* **YOUR OBJECTIVE**: Filter the data for lines with the word "長距離ドライブ中に困りごと", then copy every line so identified.

⟨

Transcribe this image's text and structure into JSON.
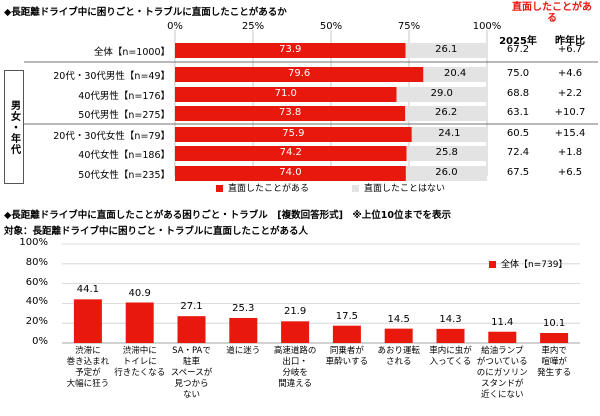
{
  "chart_data": [
    {
      "type": "bar",
      "orientation": "horizontal-stacked",
      "title": "◆長距離ドライブ中に困りごと・トラブルに直面したことがあるか",
      "xlim": [
        0,
        100
      ],
      "x_ticks": [
        "0%",
        "25%",
        "50%",
        "75%",
        "100%"
      ],
      "categories": [
        "全体【n=1000】",
        "20代・30代男性【n=49】",
        "40代男性【n=176】",
        "50代男性【n=275】",
        "20代・30代女性【n=79】",
        "40代女性【n=186】",
        "50代女性【n=235】"
      ],
      "group_label": "男女・年代",
      "series": [
        {
          "name": "直面したことがある",
          "color": "#e8180d",
          "values": [
            73.9,
            79.6,
            71.0,
            73.8,
            75.9,
            74.2,
            74.0
          ]
        },
        {
          "name": "直面したことはない",
          "color": "#e3e3e3",
          "values": [
            26.1,
            20.4,
            29.0,
            26.2,
            24.1,
            25.8,
            26.0
          ]
        }
      ],
      "side_table": {
        "header_main": "直面したことがある",
        "col_headers": [
          "2025年",
          "昨年比"
        ],
        "values_2025": [
          "67.2",
          "75.0",
          "68.8",
          "63.1",
          "60.5",
          "72.4",
          "67.5"
        ],
        "yoy": [
          "+6.7",
          "+4.6",
          "+2.2",
          "+10.7",
          "+15.4",
          "+1.8",
          "+6.5"
        ]
      },
      "legend": [
        "直面したことがある",
        "直面したことはない"
      ],
      "grid": true
    },
    {
      "type": "bar",
      "title": "◆長距離ドライブ中に直面したことがある困りごと・トラブル　[複数回答形式]　※上位10位までを表示",
      "subtitle": "対象：長距離ドライブ中に困りごと・トラブルに直面したことがある人",
      "ylim": [
        0,
        100
      ],
      "y_ticks": [
        "0%",
        "20%",
        "40%",
        "60%",
        "80%",
        "100%"
      ],
      "categories": [
        "渋滞に\n巻き込まれ\n予定が\n大幅に狂う",
        "渋滞中に\nトイレに\n行きたくなる",
        "SA・PAで\n駐車\nスペースが\n見つから\nない",
        "道に迷う",
        "高速道路の\n出口・\n分岐を\n間違える",
        "同乗者が\n車酔いする",
        "あおり運転\nされる",
        "車内に虫が\n入ってくる",
        "給油ランプ\nがついている\nのにガソリン\nスタンドが\n近くにない",
        "車内で\n喧嘩が\n発生する"
      ],
      "series": [
        {
          "name": "全体【n=739】",
          "color": "#e8180d",
          "values": [
            44.1,
            40.9,
            27.1,
            25.3,
            21.9,
            17.5,
            14.5,
            14.3,
            11.4,
            10.1
          ]
        }
      ],
      "value_labels": [
        "44.1",
        "40.9",
        "27.1",
        "25.3",
        "21.9",
        "17.5",
        "14.5",
        "14.3",
        "11.4",
        "10.1"
      ],
      "legend": "top-right",
      "grid": true
    }
  ]
}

⟩

* **RESULT FOR THIS EXERCISE**:
      "title": "◆長距離ドライブ中に困りごと・トラブルに直面したことがあるか",
      "subtitle": "対象：長距離ドライブ中に困りごと・トラブルに直面したことがある人",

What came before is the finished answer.